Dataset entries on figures

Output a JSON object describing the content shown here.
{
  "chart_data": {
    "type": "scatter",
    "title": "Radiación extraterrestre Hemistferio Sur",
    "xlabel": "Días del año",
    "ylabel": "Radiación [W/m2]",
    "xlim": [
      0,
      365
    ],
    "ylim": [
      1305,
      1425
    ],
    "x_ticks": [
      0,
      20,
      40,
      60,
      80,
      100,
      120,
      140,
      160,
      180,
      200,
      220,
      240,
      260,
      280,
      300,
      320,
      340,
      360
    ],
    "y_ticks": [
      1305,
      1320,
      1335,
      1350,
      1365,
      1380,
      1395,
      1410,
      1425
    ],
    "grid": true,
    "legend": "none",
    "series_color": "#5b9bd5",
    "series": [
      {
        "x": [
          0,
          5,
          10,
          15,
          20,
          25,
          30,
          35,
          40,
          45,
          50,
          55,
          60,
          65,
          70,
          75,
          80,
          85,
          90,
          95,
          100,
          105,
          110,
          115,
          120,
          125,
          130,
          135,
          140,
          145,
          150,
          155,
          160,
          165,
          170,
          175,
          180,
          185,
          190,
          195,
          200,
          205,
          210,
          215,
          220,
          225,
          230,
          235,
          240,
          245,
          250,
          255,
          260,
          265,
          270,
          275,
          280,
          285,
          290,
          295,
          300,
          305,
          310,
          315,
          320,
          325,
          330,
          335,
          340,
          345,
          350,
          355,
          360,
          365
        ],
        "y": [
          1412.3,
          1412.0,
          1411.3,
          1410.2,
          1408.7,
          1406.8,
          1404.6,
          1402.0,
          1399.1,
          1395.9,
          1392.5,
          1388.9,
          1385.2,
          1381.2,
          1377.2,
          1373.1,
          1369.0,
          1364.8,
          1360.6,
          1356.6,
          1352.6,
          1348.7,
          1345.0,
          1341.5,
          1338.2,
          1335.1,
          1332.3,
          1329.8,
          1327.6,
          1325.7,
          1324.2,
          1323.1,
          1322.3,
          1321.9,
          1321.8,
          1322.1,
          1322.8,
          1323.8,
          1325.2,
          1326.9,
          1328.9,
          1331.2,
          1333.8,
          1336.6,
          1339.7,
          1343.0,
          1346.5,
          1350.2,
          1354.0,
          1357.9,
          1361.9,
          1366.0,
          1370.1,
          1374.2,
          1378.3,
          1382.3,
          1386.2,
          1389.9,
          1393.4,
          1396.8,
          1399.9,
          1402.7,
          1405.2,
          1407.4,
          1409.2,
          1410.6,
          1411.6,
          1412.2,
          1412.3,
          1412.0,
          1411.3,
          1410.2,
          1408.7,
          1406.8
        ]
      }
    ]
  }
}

- **Work required**
Pull out all lines of the data with the string "Radiación".

- **Answer in full**
    "title": "Radiación extraterrestre Hemistferio Sur",
    "ylabel": "Radiación [W/m2]",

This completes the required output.